***** Stored records *****
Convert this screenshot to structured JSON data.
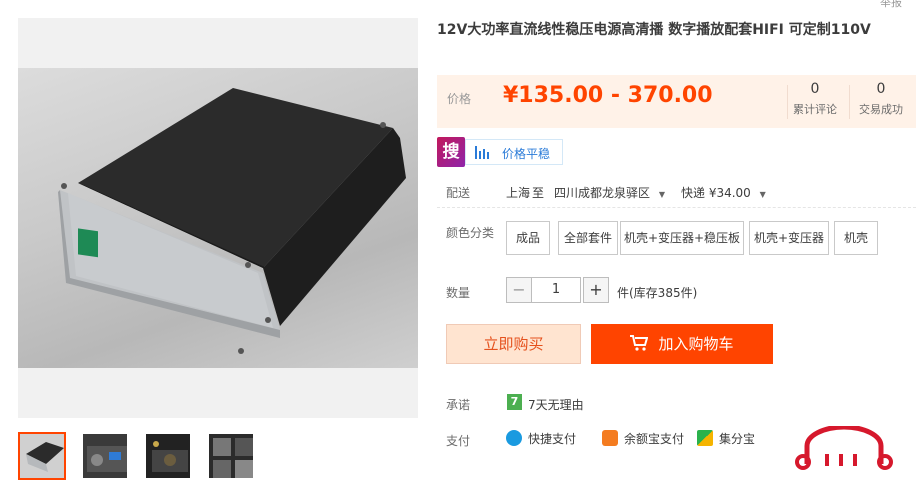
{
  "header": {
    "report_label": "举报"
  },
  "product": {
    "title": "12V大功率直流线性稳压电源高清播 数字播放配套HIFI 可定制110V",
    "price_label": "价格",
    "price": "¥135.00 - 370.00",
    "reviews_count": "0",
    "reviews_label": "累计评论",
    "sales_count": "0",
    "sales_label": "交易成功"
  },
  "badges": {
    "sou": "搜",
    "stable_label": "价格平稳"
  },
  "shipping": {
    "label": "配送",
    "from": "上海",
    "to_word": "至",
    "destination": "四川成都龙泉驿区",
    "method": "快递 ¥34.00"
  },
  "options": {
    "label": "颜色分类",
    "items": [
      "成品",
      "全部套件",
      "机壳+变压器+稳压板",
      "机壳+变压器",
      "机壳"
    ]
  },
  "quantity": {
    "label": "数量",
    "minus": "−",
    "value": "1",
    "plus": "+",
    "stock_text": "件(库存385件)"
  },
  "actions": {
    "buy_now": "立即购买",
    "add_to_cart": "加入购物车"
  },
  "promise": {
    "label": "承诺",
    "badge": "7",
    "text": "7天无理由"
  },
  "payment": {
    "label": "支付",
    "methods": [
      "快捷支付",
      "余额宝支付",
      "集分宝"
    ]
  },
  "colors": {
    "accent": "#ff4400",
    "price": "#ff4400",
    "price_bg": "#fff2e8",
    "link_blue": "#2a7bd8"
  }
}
*****
__Set problem__.
All of the entries above should be duplicated exactly, except for the pictures.

__Written answer__.
Convert this screenshot to structured JSON data.
{
  "header": {
    "report_label": "举报"
  },
  "product": {
    "title": "12V大功率直流线性稳压电源高清播 数字播放配套HIFI 可定制110V",
    "price_label": "价格",
    "price": "¥135.00 - 370.00",
    "reviews_count": "0",
    "reviews_label": "累计评论",
    "sales_count": "0",
    "sales_label": "交易成功"
  },
  "badges": {
    "sou": "搜",
    "stable_label": "价格平稳"
  },
  "shipping": {
    "label": "配送",
    "from": "上海",
    "to_word": "至",
    "destination": "四川成都龙泉驿区",
    "method": "快递 ¥34.00"
  },
  "options": {
    "label": "颜色分类",
    "items": [
      "成品",
      "全部套件",
      "机壳+变压器+稳压板",
      "机壳+变压器",
      "机壳"
    ]
  },
  "quantity": {
    "label": "数量",
    "minus": "−",
    "value": "1",
    "plus": "+",
    "stock_text": "件(库存385件)"
  },
  "actions": {
    "buy_now": "立即购买",
    "add_to_cart": "加入购物车"
  },
  "promise": {
    "label": "承诺",
    "badge": "7",
    "text": "7天无理由"
  },
  "payment": {
    "label": "支付",
    "methods": [
      "快捷支付",
      "余额宝支付",
      "集分宝"
    ]
  },
  "colors": {
    "accent": "#ff4400",
    "price": "#ff4400",
    "price_bg": "#fff2e8",
    "link_blue": "#2a7bd8"
  }
}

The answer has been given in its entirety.